▸ **Provided data**
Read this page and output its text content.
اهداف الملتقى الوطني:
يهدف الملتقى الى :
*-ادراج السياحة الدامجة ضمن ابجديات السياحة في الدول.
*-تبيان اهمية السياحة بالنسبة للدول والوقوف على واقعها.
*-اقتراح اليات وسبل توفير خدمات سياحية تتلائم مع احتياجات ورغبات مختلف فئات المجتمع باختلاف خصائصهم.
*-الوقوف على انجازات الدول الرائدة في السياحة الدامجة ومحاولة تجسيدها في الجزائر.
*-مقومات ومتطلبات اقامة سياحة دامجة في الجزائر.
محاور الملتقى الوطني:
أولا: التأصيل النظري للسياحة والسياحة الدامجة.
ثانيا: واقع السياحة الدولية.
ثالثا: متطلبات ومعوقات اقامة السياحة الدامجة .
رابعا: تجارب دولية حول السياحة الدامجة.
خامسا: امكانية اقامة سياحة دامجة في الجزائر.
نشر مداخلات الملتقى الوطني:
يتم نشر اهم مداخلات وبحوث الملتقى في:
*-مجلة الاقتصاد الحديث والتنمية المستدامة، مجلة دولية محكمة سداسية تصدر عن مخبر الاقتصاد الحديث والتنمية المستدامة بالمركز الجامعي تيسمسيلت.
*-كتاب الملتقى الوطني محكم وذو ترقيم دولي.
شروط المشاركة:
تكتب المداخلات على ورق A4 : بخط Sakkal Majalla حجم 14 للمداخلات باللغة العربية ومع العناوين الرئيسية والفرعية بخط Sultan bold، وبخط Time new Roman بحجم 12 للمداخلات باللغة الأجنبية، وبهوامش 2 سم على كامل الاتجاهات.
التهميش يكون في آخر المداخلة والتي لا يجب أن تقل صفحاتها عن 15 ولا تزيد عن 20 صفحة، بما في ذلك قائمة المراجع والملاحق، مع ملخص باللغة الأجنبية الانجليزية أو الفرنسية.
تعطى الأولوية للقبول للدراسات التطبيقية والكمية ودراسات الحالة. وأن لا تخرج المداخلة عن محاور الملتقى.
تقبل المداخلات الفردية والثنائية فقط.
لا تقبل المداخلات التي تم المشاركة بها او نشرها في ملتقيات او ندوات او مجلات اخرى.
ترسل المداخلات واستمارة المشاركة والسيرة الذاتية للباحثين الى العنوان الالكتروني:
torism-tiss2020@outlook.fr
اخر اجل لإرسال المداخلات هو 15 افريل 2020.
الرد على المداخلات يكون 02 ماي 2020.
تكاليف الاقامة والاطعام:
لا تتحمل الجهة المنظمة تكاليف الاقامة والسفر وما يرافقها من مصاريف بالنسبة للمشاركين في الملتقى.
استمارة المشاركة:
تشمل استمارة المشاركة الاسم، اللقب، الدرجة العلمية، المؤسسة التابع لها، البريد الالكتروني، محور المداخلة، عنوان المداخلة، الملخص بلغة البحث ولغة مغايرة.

▸ **Instructions to follow**
Each record above should be restated word for word.

▸ **Correct answer**
Read this page and output its text content.
اهداف الملتقى الوطني:
يهدف الملتقى الى :
*-ادراج السياحة الدامجة ضمن ابجديات السياحة في الدول.
*-تبيان اهمية السياحة بالنسبة للدول والوقوف على واقعها.
*-اقتراح اليات وسبل توفير خدمات سياحية تتلائم مع احتياجات ورغبات مختلف فئات المجتمع باختلاف خصائصهم.
*-الوقوف على انجازات الدول الرائدة في السياحة الدامجة ومحاولة تجسيدها في الجزائر.
*-مقومات ومتطلبات اقامة سياحة دامجة في الجزائر.
محاور الملتقى الوطني:
أولا: التأصيل النظري للسياحة والسياحة الدامجة.
ثانيا: واقع السياحة الدولية.
ثالثا: متطلبات ومعوقات اقامة السياحة الدامجة .
رابعا: تجارب دولية حول السياحة الدامجة.
خامسا: امكانية اقامة سياحة دامجة في الجزائر.
نشر مداخلات الملتقى الوطني:
يتم نشر اهم مداخلات وبحوث الملتقى في:
*-مجلة الاقتصاد الحديث والتنمية المستدامة، مجلة دولية محكمة سداسية تصدر عن مخبر الاقتصاد الحديث والتنمية المستدامة بالمركز الجامعي تيسمسيلت.
*-كتاب الملتقى الوطني محكم وذو ترقيم دولي.
شروط المشاركة:
تكتب المداخلات على ورق A4 : بخط Sakkal Majalla حجم 14 للمداخلات باللغة العربية ومع العناوين الرئيسية والفرعية بخط Sultan bold، وبخط Time new Roman بحجم 12 للمداخلات باللغة الأجنبية، وبهوامش 2 سم على كامل الاتجاهات.
التهميش يكون في آخر المداخلة والتي لا يجب أن تقل صفحاتها عن 15 ولا تزيد عن 20 صفحة، بما في ذلك قائمة المراجع والملاحق، مع ملخص باللغة الأجنبية الانجليزية أو الفرنسية.
تعطى الأولوية للقبول للدراسات التطبيقية والكمية ودراسات الحالة. وأن لا تخرج المداخلة عن محاور الملتقى.
تقبل المداخلات الفردية والثنائية فقط.
لا تقبل المداخلات التي تم المشاركة بها او نشرها في ملتقيات او ندوات او مجلات اخرى.
ترسل المداخلات واستمارة المشاركة والسيرة الذاتية للباحثين الى العنوان الالكتروني:
torism-tiss2020@outlook.fr
اخر اجل لإرسال المداخلات هو 15 افريل 2020.
الرد على المداخلات يكون 02 ماي 2020.
تكاليف الاقامة والاطعام:
لا تتحمل الجهة المنظمة تكاليف الاقامة والسفر وما يرافقها من مصاريف بالنسبة للمشاركين في الملتقى.
استمارة المشاركة:
تشمل استمارة المشاركة الاسم، اللقب، الدرجة العلمية، المؤسسة التابع لها، البريد الالكتروني، محور المداخلة، عنوان المداخلة، الملخص بلغة البحث ولغة مغايرة.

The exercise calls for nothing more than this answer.